> _Supplied records_
╔══

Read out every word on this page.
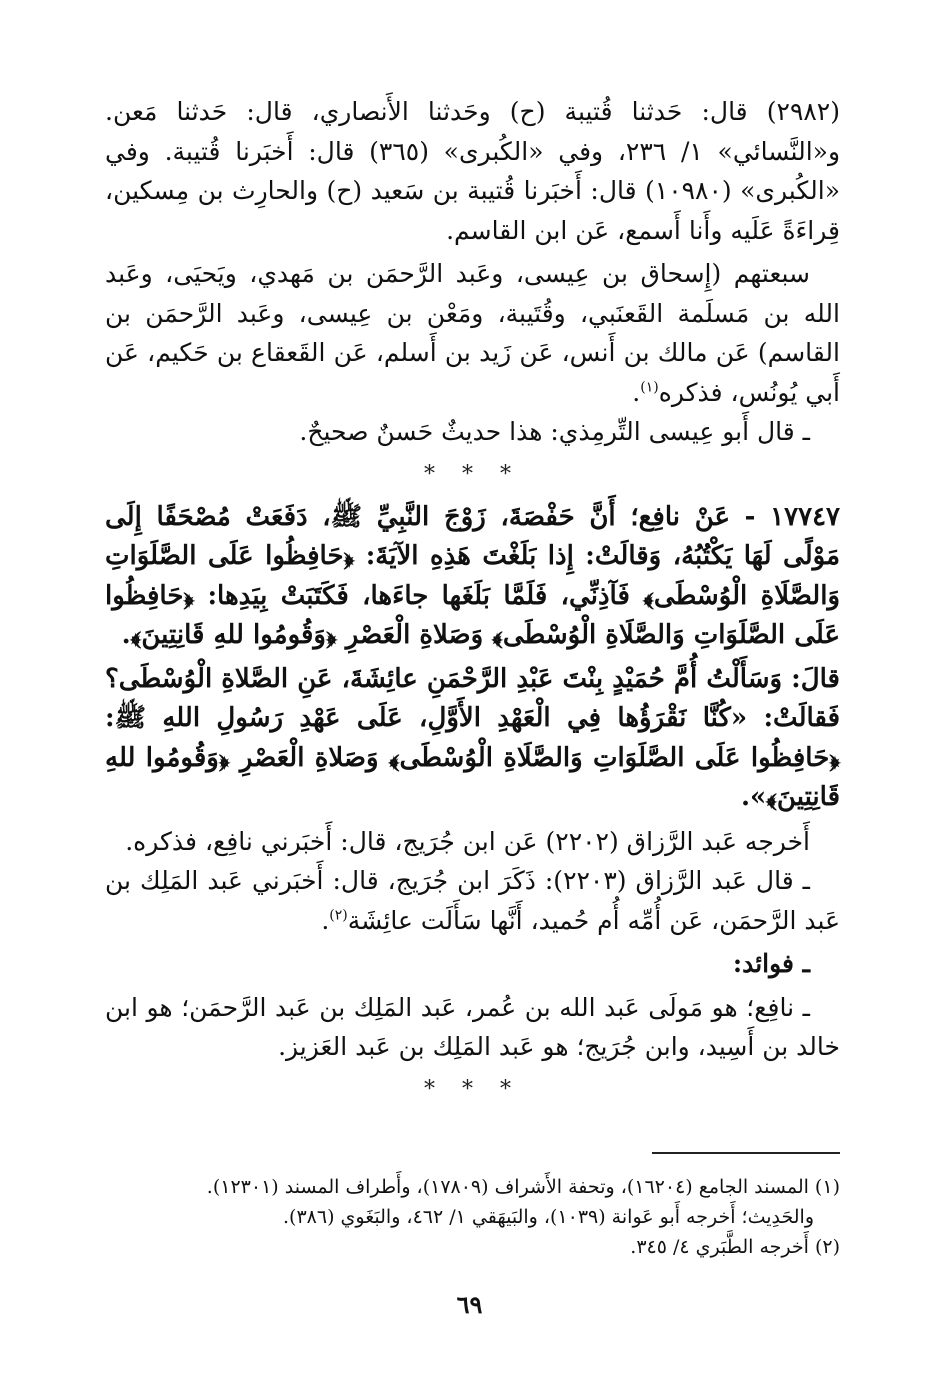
(٢٩٨٢) قال: حَدثنا قُتيبة (ح) وحَدثنا الأَنصاري، قال: حَدثنا مَعن. و«النَّسائي» ١/ ٢٣٦، وفي «الكُبرى» (٣٦٥) قال: أَخبَرنا قُتيبة. وفي «الكُبرى» (١٠٩٨٠) قال: أَخبَرنا قُتيبة بن سَعيد (ح) والحارِث بن مِسكين، قِراءَةً عَلَيه وأَنا أَسمع، عَن ابن القاسم.

سبعتهم (إِسحاق بن عِيسى، وعَبد الرَّحمَن بن مَهدي، ويَحيَى، وعَبد الله بن مَسلَمة القَعنَبي، وقُتَيبة، ومَعْن بن عِيسى، وعَبد الرَّحمَن بن القاسم) عَن مالك بن أَنس، عَن زَيد بن أَسلم، عَن القَعقاع بن حَكيم، عَن أَبي يُونُس، فذكره$^{(١)}$.

ـ قال أَبو عِيسى التِّرمِذي: هذا حديثٌ حَسنٌ صحيحٌ.

* * *

١٧٧٤٧ - عَنْ نافِع؛ أَنَّ حَفْصَةَ، زَوْجَ النَّبِيِّ ﷺ، دَفَعَتْ مُصْحَفًا إِلَى مَوْلًى لَهَا يَكْتُبُهُ، وَقالَتْ: إِذا بَلَغْتَ هَذِهِ الآيَةَ: ﴿حَافِظُوا عَلَى الصَّلَوَاتِ وَالصَّلَاةِ الْوُسْطَى﴾ فَآذِنِّي، فَلَمَّا بَلَغَها جاءَها، فَكَتَبَتْ بِيَدِها: ﴿حَافِظُوا عَلَى الصَّلَوَاتِ وَالصَّلَاةِ الْوُسْطَى﴾ وَصَلاةِ الْعَصْرِ ﴿وَقُومُوا للهِ قَانِتِينَ﴾.

قالَ: وَسَأَلْتُ أُمَّ حُمَيْدٍ بِنْتَ عَبْدِ الرَّحْمَنِ عائِشَةَ، عَنِ الصَّلاةِ الْوُسْطَى؟ فَقالَتْ: «كُنَّا نَقْرَؤُها فِي الْعَهْدِ الأَوَّلِ، عَلَى عَهْدِ رَسُولِ اللهِ ﷺ: ﴿حَافِظُوا عَلَى الصَّلَوَاتِ وَالصَّلَاةِ الْوُسْطَى﴾ وَصَلاةِ الْعَصْرِ ﴿وَقُومُوا للهِ قَانِتِينَ﴾».

أَخرجه عَبد الرَّزاق (٢٢٠٢) عَن ابن جُرَيج، قال: أَخبَرني نافِع، فذكره.

ـ قال عَبد الرَّزاق (٢٢٠٣): ذَكَرَ ابن جُرَيج، قال: أَخبَرني عَبد المَلِك بن عَبد الرَّحمَن، عَن أُمِّه أُم حُميد، أَنَّها سَأَلَت عائِشَة$^{(٢)}$.

ـ فوائد:

ـ نافِع؛ هو مَولَى عَبد الله بن عُمر، عَبد المَلِك بن عَبد الرَّحمَن؛ هو ابن خالد بن أَسِيد، وابن جُرَيج؛ هو عَبد المَلِك بن عَبد العَزيز.

* * *

(١) المسند الجامع (١٦٢٠٤)، وتحفة الأَشراف (١٧٨٠٩)، وأَطراف المسند (١٢٣٠١).

والحَدِيث؛ أَخرجه أَبو عَوانة (١٠٣٩)، والبَيهَقي ١/ ٤٦٢، والبَغَوي (٣٨٦).

(٢) أَخرجه الطَّبَري ٤/ ٣٤٥.

٦٩
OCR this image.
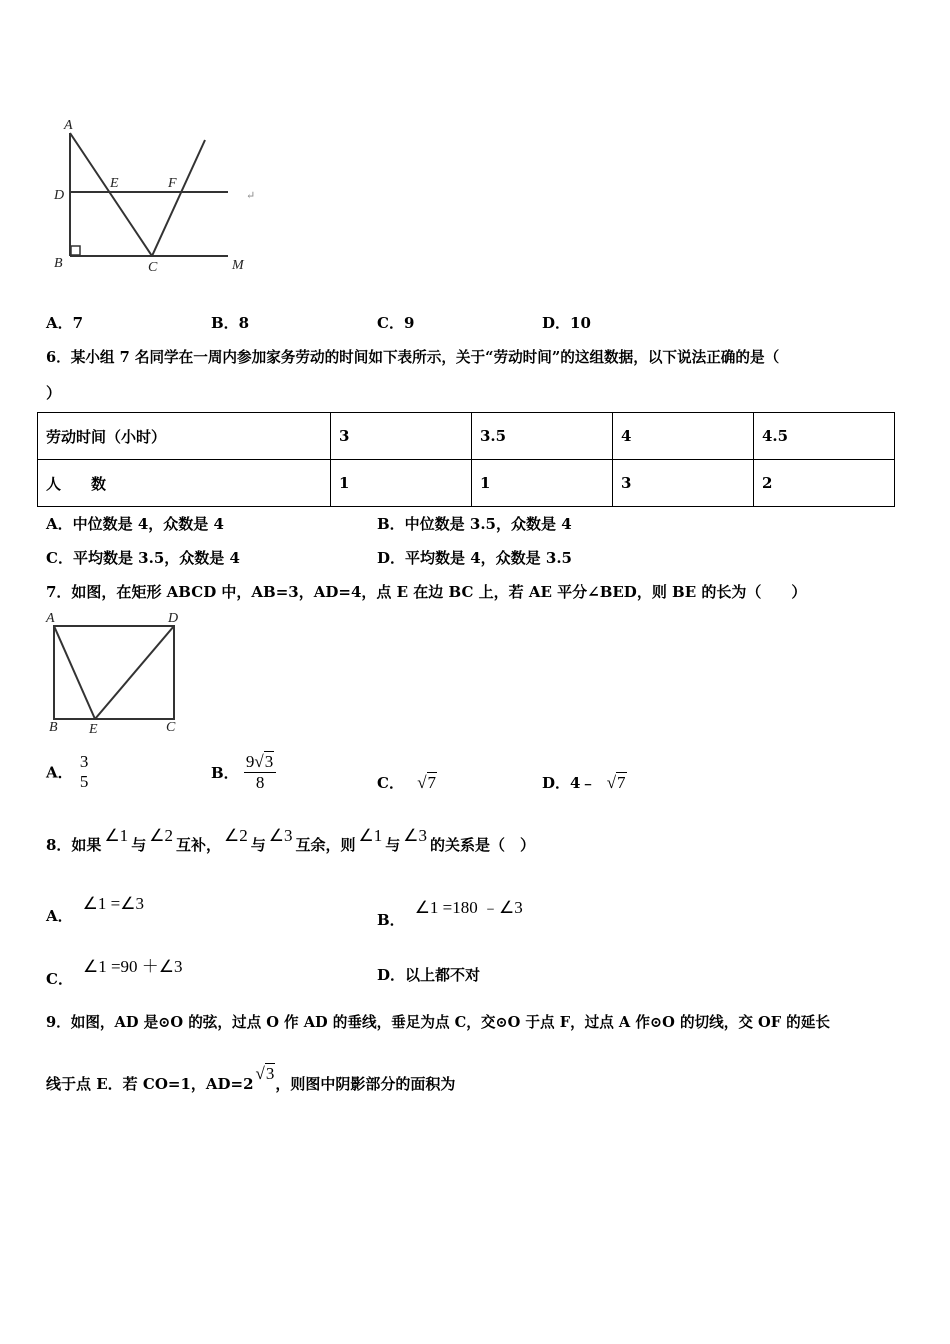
A
D
E	F
B	C	M
↵
A．7	B．8	C．9	D．10
6．某小组 7 名同学在一周内参加家务劳动的时间如下表所示，关于“劳动时间”的这组数据，以下说法正确的是（
）
劳动时间（小时）	3	3.5	4	4.5
人　　数	1	1	3	2
A．中位数是 4，众数是 4	B．中位数是 3.5，众数是 4
C．平均数是 3.5，众数是 4	D．平均数是 4，众数是 3.5
7．如图，在矩形 ABCD 中，AB=3，AD=4，点 E 在边 BC 上，若 AE 平分∠BED，则 BE 的长为（　　）
A	D
B E	C
A．
3
5	B． $\frac{9√3}{8}$	C． √7	D．4﹣ √7
8．如果 ∠1 与 ∠2 互补， ∠2 与 ∠3 互余，则 ∠1 与 ∠3 的关系是（　）
A．∠1 =∠3
B．∠1 =180 ﹣∠3
C．∠1 =90 ＋∠3	D．以上都不对
9．如图，AD 是⊙O 的弦，过点 O 作 AD 的垂线，垂足为点 C，交⊙O 于点 F，过点 A 作⊙O 的切线，交 OF 的延长
线于点 E．若 CO=1，AD=2√3，则图中阴影部分的面积为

╚══

> _Given task_
Gather each line that holds "this".

> _Exercise solution_
Read out every word on this page.
OCR this image.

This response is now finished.